◆ **TASK DESCRIPTION**: Each entry needs to be restated exactly as written.

(Stored records)
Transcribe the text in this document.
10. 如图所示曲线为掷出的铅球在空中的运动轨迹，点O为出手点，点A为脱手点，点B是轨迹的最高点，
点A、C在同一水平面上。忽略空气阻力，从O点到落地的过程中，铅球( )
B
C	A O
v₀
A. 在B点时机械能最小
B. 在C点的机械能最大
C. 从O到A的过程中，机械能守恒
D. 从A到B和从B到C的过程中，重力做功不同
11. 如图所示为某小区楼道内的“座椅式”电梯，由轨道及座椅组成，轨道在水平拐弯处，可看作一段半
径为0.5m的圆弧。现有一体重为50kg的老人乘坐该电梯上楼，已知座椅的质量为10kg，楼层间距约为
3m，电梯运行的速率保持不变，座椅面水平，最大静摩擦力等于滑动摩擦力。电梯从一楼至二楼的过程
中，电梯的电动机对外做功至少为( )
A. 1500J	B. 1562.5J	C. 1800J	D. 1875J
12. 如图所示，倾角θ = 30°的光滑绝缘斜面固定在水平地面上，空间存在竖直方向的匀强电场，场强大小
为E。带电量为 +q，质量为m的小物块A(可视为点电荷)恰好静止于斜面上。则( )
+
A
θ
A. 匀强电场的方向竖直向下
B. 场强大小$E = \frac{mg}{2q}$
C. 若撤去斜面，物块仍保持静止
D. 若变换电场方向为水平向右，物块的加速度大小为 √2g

◆ **OUTPUT FOR THIS EXERCISE**:
Transcribe the text in this document.
10. 如图所示曲线为掷出的铅球在空中的运动轨迹，点O为出手点，点A为脱手点，点B是轨迹的最高点，
点A、C在同一水平面上。忽略空气阻力，从O点到落地的过程中，铅球( )
B
C	A O
v₀
A. 在B点时机械能最小
B. 在C点的机械能最大
C. 从O到A的过程中，机械能守恒
D. 从A到B和从B到C的过程中，重力做功不同
11. 如图所示为某小区楼道内的“座椅式”电梯，由轨道及座椅组成，轨道在水平拐弯处，可看作一段半
径为0.5m的圆弧。现有一体重为50kg的老人乘坐该电梯上楼，已知座椅的质量为10kg，楼层间距约为
3m，电梯运行的速率保持不变，座椅面水平，最大静摩擦力等于滑动摩擦力。电梯从一楼至二楼的过程
中，电梯的电动机对外做功至少为( )
A. 1500J	B. 1562.5J	C. 1800J	D. 1875J
12. 如图所示，倾角θ = 30°的光滑绝缘斜面固定在水平地面上，空间存在竖直方向的匀强电场，场强大小
为E。带电量为 +q，质量为m的小物块A(可视为点电荷)恰好静止于斜面上。则( )
+
A
θ
A. 匀强电场的方向竖直向下
B. 场强大小$E = \frac{mg}{2q}$
C. 若撤去斜面，物块仍保持静止
D. 若变换电场方向为水平向右，物块的加速度大小为 √2g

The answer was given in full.